**Brief:** Locate the word "Mala" in the data below, then copy every line that holds it.
## begin Dataset entries
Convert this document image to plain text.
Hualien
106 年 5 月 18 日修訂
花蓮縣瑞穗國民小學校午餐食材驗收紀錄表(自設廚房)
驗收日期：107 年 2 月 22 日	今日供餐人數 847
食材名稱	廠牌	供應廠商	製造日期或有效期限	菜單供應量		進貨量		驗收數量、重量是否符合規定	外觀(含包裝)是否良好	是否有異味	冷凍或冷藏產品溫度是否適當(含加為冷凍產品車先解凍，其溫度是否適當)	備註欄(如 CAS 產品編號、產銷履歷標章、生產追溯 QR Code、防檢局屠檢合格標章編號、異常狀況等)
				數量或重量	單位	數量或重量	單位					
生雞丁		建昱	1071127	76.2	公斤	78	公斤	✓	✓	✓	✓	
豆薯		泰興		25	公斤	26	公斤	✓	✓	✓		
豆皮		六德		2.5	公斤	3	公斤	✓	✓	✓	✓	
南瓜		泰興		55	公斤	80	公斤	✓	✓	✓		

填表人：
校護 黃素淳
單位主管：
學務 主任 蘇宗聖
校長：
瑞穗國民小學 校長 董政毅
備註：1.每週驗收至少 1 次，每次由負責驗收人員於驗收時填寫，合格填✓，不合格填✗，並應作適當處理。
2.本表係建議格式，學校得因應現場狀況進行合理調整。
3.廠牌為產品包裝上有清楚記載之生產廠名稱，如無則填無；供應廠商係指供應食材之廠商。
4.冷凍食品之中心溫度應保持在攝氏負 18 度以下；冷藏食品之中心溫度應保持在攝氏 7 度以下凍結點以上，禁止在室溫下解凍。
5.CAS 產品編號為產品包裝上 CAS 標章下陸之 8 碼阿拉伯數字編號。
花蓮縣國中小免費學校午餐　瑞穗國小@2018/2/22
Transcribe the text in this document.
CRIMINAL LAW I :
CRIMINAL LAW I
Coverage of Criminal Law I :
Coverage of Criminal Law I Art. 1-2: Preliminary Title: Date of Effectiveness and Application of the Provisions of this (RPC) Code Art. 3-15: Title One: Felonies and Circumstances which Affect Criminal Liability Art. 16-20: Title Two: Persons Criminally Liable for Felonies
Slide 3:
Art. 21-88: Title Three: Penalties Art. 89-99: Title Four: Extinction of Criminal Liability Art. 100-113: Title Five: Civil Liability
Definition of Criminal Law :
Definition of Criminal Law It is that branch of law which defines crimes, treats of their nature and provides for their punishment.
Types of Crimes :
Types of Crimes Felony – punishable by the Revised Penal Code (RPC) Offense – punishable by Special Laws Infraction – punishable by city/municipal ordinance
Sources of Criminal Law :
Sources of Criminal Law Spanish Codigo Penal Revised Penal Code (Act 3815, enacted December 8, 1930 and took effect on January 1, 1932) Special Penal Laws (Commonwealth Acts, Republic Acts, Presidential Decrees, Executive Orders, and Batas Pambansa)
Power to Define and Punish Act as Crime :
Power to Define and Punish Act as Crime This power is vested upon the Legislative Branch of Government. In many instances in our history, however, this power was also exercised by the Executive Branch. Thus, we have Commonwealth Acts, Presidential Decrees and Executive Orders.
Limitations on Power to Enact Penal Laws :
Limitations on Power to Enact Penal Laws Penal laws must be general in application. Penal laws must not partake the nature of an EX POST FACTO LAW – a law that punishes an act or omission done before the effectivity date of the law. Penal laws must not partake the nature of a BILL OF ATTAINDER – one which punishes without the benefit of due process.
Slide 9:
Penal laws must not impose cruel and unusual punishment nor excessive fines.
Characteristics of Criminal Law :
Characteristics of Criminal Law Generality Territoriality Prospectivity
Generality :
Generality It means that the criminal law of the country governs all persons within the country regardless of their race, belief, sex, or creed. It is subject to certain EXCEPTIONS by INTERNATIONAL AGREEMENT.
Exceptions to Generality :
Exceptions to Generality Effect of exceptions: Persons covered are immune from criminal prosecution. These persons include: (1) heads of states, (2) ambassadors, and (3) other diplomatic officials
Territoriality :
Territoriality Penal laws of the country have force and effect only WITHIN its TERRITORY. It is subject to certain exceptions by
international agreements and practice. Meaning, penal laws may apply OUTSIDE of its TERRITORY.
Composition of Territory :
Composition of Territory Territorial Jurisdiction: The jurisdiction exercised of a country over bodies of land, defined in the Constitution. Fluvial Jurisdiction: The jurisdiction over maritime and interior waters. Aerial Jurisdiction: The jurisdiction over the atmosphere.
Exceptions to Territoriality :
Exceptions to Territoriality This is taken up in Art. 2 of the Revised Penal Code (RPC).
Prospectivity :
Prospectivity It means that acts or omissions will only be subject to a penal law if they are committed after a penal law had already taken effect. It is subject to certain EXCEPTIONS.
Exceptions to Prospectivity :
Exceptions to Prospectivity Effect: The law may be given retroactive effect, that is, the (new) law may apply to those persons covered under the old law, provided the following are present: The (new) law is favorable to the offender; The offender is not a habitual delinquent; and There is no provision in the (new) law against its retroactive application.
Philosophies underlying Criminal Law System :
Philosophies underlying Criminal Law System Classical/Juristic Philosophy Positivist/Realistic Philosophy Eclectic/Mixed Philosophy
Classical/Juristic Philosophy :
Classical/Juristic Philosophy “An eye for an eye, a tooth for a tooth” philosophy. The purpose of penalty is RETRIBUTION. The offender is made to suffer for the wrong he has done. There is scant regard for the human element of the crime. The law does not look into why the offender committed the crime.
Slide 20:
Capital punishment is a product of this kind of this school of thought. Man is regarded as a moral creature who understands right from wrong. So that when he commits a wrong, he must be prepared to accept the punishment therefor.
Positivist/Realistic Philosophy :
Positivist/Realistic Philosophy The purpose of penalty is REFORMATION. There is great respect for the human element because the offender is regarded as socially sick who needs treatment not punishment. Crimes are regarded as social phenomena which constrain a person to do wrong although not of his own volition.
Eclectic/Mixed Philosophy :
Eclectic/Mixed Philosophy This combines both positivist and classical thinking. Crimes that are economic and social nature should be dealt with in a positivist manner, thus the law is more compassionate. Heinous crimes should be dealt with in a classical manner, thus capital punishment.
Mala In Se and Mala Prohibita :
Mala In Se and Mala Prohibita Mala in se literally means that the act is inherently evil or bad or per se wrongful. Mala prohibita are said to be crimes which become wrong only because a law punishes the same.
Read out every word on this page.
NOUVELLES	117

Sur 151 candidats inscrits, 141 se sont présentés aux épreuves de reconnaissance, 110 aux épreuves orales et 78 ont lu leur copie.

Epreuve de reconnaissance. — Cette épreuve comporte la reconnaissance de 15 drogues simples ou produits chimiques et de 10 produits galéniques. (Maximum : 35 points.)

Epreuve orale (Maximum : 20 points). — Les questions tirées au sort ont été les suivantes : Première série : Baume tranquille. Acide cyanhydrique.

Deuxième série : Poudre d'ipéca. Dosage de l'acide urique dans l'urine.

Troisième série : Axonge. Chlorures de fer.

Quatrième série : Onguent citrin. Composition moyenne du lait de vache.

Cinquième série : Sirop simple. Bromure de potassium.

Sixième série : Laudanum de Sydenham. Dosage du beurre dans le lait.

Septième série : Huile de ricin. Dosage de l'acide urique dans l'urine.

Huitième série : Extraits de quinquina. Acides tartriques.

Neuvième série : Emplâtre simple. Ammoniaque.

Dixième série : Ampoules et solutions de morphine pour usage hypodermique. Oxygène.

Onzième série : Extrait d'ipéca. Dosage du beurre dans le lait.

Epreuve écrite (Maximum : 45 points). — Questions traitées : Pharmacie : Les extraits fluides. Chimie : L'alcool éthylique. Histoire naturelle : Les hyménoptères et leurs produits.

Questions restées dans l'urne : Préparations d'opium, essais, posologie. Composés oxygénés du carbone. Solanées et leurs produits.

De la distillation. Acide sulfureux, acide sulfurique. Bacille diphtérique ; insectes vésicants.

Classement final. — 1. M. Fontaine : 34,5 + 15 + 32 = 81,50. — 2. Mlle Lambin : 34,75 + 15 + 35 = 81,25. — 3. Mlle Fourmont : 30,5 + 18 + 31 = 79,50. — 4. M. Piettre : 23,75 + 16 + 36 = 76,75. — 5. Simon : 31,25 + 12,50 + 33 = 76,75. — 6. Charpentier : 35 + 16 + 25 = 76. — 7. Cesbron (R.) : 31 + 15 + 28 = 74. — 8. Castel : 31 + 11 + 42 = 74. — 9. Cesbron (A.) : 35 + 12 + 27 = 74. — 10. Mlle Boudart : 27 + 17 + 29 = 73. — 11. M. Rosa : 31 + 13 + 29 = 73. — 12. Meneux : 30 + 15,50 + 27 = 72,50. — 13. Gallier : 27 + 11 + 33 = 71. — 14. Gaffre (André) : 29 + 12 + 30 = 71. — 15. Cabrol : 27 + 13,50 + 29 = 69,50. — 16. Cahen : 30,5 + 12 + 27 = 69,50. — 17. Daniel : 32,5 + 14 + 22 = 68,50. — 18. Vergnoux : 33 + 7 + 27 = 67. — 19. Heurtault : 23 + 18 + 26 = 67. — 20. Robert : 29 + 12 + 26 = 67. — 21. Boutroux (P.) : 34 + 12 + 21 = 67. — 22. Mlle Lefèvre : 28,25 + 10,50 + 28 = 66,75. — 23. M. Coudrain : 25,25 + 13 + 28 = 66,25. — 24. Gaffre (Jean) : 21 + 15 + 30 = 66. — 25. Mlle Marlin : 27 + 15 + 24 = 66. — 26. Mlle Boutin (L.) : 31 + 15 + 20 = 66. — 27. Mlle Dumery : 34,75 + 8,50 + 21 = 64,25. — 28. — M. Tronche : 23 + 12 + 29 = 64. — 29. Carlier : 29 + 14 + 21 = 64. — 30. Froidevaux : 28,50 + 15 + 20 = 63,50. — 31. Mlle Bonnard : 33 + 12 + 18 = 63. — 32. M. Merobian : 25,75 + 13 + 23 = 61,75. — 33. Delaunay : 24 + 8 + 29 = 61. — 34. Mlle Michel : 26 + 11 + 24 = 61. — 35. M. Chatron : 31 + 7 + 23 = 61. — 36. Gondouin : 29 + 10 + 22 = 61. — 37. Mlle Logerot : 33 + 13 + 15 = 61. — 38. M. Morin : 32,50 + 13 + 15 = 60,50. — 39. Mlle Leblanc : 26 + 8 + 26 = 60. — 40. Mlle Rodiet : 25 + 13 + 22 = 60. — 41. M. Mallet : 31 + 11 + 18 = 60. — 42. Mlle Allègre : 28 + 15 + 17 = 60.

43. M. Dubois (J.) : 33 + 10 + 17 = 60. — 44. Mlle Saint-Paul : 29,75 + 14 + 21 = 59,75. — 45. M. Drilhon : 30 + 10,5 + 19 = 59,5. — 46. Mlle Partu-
## end Dataset entries
**Solution to this problem:**
Mala In Se and Mala Prohibita :
Mala In Se and Mala Prohibita Mala in se literally means that the act is inherently evil or bad or per se wrongful. Mala prohibita are said to be crimes which become wrong only because a law punishes the same.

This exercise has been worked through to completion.